__INPUT__.
-- begin --
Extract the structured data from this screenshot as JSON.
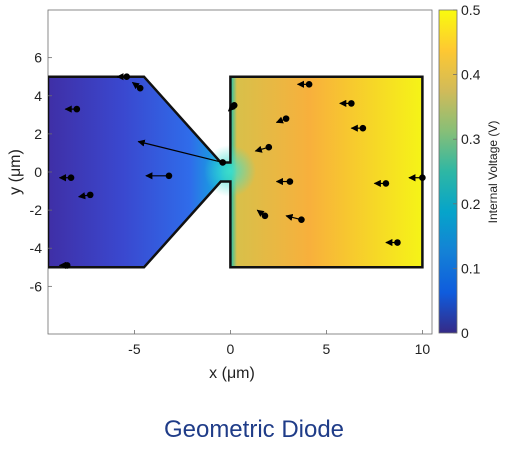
{
  "caption": "Geometric Diode",
  "chart_data": {
    "type": "scatter",
    "description_type": "field simulation",
    "xlabel": "x (μm)",
    "ylabel": "y (μm)",
    "xlim": [
      -9.5,
      10.5
    ],
    "ylim": [
      -8.5,
      8.5
    ],
    "xticks": [
      -5,
      0,
      5,
      10
    ],
    "yticks": [
      6,
      4,
      2,
      0,
      -2,
      -4,
      -6
    ],
    "grid": false,
    "colorbar": {
      "label": "Internal Voltage (V)",
      "min": 0,
      "max": 0.5,
      "ticks": [
        0,
        0.1,
        0.2,
        0.3,
        0.4,
        0.5
      ],
      "colormap": "parula",
      "colors": [
        "#352a87",
        "#0f5cdd",
        "#1481d6",
        "#06a4ca",
        "#2eb7a4",
        "#87bf77",
        "#d1bb59",
        "#fec832",
        "#f9fb0e"
      ]
    },
    "device_outline": [
      [
        -9.5,
        5
      ],
      [
        -4.5,
        5
      ],
      [
        -0.5,
        0.5
      ],
      [
        0,
        0.5
      ],
      [
        0,
        5
      ],
      [
        10,
        5
      ],
      [
        10,
        -5
      ],
      [
        0,
        -5
      ],
      [
        0,
        -0.5
      ],
      [
        -0.5,
        -0.5
      ],
      [
        -4.5,
        -5
      ],
      [
        -9.5,
        -5
      ]
    ],
    "carriers": [
      {
        "x": -5.4,
        "y": 5.0,
        "dx": -0.5,
        "dy": 0.0
      },
      {
        "x": -4.7,
        "y": 4.4,
        "dx": -0.4,
        "dy": 0.3
      },
      {
        "x": -8.0,
        "y": 3.3,
        "dx": -0.6,
        "dy": 0.0
      },
      {
        "x": -0.4,
        "y": 0.5,
        "dx": -4.4,
        "dy": 1.1
      },
      {
        "x": -8.3,
        "y": -0.3,
        "dx": -0.6,
        "dy": 0.0
      },
      {
        "x": -7.3,
        "y": -1.2,
        "dx": -0.6,
        "dy": -0.1
      },
      {
        "x": -3.2,
        "y": -0.2,
        "dx": -1.2,
        "dy": 0.0
      },
      {
        "x": -8.5,
        "y": -4.9,
        "dx": -0.4,
        "dy": 0.0
      },
      {
        "x": 0.2,
        "y": 3.5,
        "dx": -0.3,
        "dy": -0.3
      },
      {
        "x": 4.1,
        "y": 4.6,
        "dx": -0.6,
        "dy": 0.0
      },
      {
        "x": 6.3,
        "y": 3.6,
        "dx": -0.6,
        "dy": 0.0
      },
      {
        "x": 2.9,
        "y": 2.8,
        "dx": -0.5,
        "dy": -0.2
      },
      {
        "x": 6.9,
        "y": 2.3,
        "dx": -0.6,
        "dy": 0.0
      },
      {
        "x": 2.0,
        "y": 1.3,
        "dx": -0.7,
        "dy": -0.2
      },
      {
        "x": 3.1,
        "y": -0.5,
        "dx": -0.7,
        "dy": 0.0
      },
      {
        "x": 8.1,
        "y": -0.6,
        "dx": -0.6,
        "dy": 0.0
      },
      {
        "x": 10.0,
        "y": -0.3,
        "dx": -0.7,
        "dy": 0.0
      },
      {
        "x": 1.8,
        "y": -2.3,
        "dx": -0.4,
        "dy": 0.3
      },
      {
        "x": 3.7,
        "y": -2.5,
        "dx": -0.8,
        "dy": 0.2
      },
      {
        "x": 8.7,
        "y": -3.7,
        "dx": -0.6,
        "dy": 0.0
      }
    ]
  }
}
-- end --
__WORK REQUIRED__.
Write the lines above out again exactly, without any of their pictures.

__EXERCISE SOLUTION__.
Extract the structured data from this screenshot as JSON.
{
  "caption": "Geometric Diode",
  "chart_data": {
    "type": "scatter",
    "description_type": "field simulation",
    "xlabel": "x (μm)",
    "ylabel": "y (μm)",
    "xlim": [
      -9.5,
      10.5
    ],
    "ylim": [
      -8.5,
      8.5
    ],
    "xticks": [
      -5,
      0,
      5,
      10
    ],
    "yticks": [
      6,
      4,
      2,
      0,
      -2,
      -4,
      -6
    ],
    "grid": false,
    "colorbar": {
      "label": "Internal Voltage (V)",
      "min": 0,
      "max": 0.5,
      "ticks": [
        0,
        0.1,
        0.2,
        0.3,
        0.4,
        0.5
      ],
      "colormap": "parula",
      "colors": [
        "#352a87",
        "#0f5cdd",
        "#1481d6",
        "#06a4ca",
        "#2eb7a4",
        "#87bf77",
        "#d1bb59",
        "#fec832",
        "#f9fb0e"
      ]
    },
    "device_outline": [
      [
        -9.5,
        5
      ],
      [
        -4.5,
        5
      ],
      [
        -0.5,
        0.5
      ],
      [
        0,
        0.5
      ],
      [
        0,
        5
      ],
      [
        10,
        5
      ],
      [
        10,
        -5
      ],
      [
        0,
        -5
      ],
      [
        0,
        -0.5
      ],
      [
        -0.5,
        -0.5
      ],
      [
        -4.5,
        -5
      ],
      [
        -9.5,
        -5
      ]
    ],
    "carriers": [
      {
        "x": -5.4,
        "y": 5.0,
        "dx": -0.5,
        "dy": 0.0
      },
      {
        "x": -4.7,
        "y": 4.4,
        "dx": -0.4,
        "dy": 0.3
      },
      {
        "x": -8.0,
        "y": 3.3,
        "dx": -0.6,
        "dy": 0.0
      },
      {
        "x": -0.4,
        "y": 0.5,
        "dx": -4.4,
        "dy": 1.1
      },
      {
        "x": -8.3,
        "y": -0.3,
        "dx": -0.6,
        "dy": 0.0
      },
      {
        "x": -7.3,
        "y": -1.2,
        "dx": -0.6,
        "dy": -0.1
      },
      {
        "x": -3.2,
        "y": -0.2,
        "dx": -1.2,
        "dy": 0.0
      },
      {
        "x": -8.5,
        "y": -4.9,
        "dx": -0.4,
        "dy": 0.0
      },
      {
        "x": 0.2,
        "y": 3.5,
        "dx": -0.3,
        "dy": -0.3
      },
      {
        "x": 4.1,
        "y": 4.6,
        "dx": -0.6,
        "dy": 0.0
      },
      {
        "x": 6.3,
        "y": 3.6,
        "dx": -0.6,
        "dy": 0.0
      },
      {
        "x": 2.9,
        "y": 2.8,
        "dx": -0.5,
        "dy": -0.2
      },
      {
        "x": 6.9,
        "y": 2.3,
        "dx": -0.6,
        "dy": 0.0
      },
      {
        "x": 2.0,
        "y": 1.3,
        "dx": -0.7,
        "dy": -0.2
      },
      {
        "x": 3.1,
        "y": -0.5,
        "dx": -0.7,
        "dy": 0.0
      },
      {
        "x": 8.1,
        "y": -0.6,
        "dx": -0.6,
        "dy": 0.0
      },
      {
        "x": 10.0,
        "y": -0.3,
        "dx": -0.7,
        "dy": 0.0
      },
      {
        "x": 1.8,
        "y": -2.3,
        "dx": -0.4,
        "dy": 0.3
      },
      {
        "x": 3.7,
        "y": -2.5,
        "dx": -0.8,
        "dy": 0.2
      },
      {
        "x": 8.7,
        "y": -3.7,
        "dx": -0.6,
        "dy": 0.0
      }
    ]
  }
}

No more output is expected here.